## Information provided:
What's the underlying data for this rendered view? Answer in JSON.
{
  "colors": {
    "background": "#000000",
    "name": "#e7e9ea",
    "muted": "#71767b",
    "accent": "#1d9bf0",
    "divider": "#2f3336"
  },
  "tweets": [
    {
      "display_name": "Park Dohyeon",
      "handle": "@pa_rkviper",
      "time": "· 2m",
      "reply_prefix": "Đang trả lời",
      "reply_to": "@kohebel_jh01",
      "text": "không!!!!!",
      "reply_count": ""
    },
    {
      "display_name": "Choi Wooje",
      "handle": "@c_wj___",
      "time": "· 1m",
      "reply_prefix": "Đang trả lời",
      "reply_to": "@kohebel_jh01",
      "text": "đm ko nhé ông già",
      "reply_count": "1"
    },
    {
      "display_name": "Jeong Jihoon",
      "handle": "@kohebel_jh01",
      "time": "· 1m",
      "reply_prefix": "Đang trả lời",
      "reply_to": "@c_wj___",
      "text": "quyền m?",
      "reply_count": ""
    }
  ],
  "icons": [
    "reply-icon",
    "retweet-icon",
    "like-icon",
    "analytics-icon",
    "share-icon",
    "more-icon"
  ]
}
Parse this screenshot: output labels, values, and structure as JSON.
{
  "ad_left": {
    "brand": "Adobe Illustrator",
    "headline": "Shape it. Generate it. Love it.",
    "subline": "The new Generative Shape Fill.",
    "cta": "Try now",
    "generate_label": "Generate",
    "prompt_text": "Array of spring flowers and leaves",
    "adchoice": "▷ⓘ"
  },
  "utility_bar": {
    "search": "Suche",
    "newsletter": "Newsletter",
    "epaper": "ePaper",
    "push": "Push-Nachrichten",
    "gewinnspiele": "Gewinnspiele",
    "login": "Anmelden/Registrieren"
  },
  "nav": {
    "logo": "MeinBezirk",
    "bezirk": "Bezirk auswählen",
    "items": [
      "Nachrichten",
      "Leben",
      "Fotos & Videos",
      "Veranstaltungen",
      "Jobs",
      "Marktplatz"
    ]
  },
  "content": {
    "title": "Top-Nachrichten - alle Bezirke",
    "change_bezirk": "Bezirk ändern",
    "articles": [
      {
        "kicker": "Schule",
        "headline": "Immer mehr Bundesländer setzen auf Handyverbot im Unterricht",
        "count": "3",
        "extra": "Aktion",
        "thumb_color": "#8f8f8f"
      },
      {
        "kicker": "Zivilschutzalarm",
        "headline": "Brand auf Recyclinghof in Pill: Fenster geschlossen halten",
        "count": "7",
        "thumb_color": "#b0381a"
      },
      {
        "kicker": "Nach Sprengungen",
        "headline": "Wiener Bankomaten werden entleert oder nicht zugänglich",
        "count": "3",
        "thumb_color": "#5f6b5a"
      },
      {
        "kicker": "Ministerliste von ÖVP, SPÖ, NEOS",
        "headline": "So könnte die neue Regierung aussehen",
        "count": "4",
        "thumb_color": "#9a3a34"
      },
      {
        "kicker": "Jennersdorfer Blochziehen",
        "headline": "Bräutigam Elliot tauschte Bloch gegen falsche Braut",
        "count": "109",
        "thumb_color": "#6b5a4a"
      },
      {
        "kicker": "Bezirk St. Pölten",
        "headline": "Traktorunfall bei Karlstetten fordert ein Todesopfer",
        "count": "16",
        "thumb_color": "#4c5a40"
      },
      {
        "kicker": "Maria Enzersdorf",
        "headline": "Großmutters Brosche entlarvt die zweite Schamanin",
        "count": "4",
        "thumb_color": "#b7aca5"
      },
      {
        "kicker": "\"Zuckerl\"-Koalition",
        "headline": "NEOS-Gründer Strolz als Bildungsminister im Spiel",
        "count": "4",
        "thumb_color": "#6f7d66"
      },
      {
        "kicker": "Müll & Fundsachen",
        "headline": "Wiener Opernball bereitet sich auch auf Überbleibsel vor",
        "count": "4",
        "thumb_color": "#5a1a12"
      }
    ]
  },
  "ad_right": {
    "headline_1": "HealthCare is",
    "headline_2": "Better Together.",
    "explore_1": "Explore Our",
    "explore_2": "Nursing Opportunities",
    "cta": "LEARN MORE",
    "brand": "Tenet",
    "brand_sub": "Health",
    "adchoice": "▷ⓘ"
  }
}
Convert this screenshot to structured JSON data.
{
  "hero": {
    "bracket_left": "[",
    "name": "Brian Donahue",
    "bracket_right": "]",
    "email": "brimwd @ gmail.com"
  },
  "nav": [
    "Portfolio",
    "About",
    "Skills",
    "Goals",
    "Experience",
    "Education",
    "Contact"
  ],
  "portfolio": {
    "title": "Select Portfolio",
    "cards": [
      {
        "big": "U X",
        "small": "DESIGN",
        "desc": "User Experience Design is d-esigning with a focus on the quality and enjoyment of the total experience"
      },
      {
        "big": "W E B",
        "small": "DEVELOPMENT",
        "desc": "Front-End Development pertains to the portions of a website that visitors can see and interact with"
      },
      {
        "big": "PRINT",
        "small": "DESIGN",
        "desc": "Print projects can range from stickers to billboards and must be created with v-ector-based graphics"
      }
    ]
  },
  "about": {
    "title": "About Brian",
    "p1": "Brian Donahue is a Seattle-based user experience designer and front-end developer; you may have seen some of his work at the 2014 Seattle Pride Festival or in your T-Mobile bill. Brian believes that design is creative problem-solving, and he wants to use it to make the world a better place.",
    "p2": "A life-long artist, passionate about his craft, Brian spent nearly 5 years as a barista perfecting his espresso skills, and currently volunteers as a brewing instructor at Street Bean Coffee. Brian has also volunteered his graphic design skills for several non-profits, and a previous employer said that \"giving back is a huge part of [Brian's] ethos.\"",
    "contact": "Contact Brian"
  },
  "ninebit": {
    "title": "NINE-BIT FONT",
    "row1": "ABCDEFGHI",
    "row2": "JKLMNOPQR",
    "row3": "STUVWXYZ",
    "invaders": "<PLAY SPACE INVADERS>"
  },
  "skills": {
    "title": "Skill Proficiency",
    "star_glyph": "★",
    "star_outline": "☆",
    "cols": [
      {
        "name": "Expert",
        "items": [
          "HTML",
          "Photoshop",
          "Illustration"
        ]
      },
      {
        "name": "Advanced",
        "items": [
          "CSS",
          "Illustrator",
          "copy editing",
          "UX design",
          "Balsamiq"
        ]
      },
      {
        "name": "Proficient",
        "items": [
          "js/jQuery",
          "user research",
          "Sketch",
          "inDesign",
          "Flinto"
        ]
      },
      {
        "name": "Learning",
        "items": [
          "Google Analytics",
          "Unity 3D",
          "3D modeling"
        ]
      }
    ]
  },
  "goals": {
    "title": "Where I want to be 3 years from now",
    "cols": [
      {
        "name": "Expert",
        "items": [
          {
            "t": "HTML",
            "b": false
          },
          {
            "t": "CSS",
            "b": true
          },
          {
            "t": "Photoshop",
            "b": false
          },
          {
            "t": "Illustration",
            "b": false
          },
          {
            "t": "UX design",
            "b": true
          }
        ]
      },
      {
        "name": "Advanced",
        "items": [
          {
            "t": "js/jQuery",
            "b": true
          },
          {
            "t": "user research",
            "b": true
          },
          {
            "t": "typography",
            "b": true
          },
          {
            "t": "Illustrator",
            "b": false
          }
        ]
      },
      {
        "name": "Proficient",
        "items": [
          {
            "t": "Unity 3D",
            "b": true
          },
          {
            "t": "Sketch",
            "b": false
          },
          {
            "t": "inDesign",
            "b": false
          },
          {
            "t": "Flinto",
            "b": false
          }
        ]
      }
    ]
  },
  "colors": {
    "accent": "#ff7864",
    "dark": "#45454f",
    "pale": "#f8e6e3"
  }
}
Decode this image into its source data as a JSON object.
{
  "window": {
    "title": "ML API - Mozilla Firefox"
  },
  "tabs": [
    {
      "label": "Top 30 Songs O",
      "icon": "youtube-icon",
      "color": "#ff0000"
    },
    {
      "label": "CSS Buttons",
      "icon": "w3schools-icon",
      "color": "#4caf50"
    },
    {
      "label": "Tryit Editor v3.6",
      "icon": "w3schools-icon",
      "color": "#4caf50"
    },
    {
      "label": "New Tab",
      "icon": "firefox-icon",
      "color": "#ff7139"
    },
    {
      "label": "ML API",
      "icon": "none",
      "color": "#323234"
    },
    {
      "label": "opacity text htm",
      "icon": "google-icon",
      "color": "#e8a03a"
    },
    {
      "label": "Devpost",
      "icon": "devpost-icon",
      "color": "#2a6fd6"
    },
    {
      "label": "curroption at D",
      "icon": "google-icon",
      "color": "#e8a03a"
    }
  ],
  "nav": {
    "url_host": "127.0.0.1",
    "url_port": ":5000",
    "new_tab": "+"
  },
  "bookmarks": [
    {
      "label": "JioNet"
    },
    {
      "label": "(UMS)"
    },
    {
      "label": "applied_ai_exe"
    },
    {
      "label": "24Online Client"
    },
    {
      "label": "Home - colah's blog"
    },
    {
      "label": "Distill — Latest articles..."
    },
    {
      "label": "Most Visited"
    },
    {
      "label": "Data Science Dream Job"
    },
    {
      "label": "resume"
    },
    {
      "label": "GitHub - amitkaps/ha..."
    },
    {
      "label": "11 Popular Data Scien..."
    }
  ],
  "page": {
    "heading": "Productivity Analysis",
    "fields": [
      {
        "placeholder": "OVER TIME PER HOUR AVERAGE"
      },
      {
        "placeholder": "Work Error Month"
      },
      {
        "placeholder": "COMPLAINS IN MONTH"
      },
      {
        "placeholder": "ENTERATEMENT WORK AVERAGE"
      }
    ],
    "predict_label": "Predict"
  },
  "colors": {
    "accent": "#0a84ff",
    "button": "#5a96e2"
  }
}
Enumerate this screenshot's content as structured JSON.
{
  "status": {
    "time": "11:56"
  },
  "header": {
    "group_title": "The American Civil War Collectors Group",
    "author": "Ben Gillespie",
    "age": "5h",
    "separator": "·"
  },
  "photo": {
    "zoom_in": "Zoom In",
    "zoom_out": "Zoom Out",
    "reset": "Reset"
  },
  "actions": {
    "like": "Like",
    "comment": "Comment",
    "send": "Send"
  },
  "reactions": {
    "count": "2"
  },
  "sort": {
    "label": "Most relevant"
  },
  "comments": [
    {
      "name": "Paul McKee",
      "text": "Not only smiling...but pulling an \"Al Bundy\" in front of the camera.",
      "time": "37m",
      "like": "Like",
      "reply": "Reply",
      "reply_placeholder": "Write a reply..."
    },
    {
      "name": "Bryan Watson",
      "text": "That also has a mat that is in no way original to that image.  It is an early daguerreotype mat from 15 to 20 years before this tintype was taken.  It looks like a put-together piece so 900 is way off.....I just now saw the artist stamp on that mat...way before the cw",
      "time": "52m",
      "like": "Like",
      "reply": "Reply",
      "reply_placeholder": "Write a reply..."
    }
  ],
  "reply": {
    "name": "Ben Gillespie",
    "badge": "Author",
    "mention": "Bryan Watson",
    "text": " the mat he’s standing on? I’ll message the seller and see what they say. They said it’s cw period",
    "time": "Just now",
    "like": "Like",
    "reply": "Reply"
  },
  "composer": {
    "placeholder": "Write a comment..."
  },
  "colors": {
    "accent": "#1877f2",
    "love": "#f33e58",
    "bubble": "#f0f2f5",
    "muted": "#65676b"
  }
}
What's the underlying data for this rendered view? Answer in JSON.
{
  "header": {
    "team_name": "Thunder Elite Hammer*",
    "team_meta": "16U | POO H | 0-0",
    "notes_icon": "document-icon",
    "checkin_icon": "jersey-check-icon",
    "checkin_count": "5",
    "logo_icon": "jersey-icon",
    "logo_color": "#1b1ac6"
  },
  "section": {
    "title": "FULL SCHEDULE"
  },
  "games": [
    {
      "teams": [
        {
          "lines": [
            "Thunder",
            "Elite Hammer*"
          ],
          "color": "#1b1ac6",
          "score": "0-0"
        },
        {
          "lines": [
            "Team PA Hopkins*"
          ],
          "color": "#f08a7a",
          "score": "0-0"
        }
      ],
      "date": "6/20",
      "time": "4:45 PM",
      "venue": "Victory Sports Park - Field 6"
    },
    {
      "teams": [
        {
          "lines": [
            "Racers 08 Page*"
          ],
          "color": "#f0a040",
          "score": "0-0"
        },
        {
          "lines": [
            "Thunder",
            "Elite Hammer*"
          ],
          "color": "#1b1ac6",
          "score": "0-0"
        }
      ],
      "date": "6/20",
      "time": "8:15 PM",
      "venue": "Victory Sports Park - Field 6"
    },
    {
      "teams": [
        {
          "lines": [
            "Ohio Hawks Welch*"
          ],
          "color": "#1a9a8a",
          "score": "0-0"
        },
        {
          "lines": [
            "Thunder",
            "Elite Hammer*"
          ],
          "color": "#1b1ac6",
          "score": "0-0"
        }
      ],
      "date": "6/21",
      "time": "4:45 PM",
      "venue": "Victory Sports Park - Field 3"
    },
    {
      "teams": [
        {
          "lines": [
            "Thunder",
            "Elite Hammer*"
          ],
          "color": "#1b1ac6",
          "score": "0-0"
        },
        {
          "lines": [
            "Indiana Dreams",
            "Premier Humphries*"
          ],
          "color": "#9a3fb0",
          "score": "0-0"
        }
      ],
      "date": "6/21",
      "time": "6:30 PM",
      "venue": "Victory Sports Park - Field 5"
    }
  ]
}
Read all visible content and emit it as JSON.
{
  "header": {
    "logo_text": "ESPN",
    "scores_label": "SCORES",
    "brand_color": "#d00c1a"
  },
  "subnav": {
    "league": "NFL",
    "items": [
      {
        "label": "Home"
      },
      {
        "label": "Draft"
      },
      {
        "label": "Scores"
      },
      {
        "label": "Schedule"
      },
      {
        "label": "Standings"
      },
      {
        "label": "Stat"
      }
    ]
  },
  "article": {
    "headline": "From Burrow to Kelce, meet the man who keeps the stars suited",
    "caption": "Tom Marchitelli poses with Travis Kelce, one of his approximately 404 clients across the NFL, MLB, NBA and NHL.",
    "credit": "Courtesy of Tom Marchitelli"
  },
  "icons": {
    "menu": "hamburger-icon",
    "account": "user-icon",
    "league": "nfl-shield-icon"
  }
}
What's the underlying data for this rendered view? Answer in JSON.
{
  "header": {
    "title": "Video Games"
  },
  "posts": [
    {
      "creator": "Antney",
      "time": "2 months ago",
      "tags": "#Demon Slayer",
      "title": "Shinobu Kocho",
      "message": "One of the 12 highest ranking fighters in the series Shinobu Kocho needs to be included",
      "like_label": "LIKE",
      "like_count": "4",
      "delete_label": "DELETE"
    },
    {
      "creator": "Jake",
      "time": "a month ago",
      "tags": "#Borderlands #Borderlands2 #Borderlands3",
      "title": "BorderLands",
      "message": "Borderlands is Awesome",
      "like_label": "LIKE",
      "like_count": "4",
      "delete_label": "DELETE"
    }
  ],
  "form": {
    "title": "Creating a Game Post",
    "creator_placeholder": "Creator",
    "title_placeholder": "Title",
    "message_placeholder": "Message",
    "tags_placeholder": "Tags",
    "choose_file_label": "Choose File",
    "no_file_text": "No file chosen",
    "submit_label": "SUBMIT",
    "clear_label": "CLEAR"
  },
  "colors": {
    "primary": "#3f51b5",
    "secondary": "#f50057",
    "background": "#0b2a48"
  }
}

## Your objective:
Filter the listing above by the word "handle"; copy each line that passes.

## Worked solution:
      "handle": "@pa_rkviper",
      "handle": "@c_wj___",
      "handle": "@kohebel_jh01",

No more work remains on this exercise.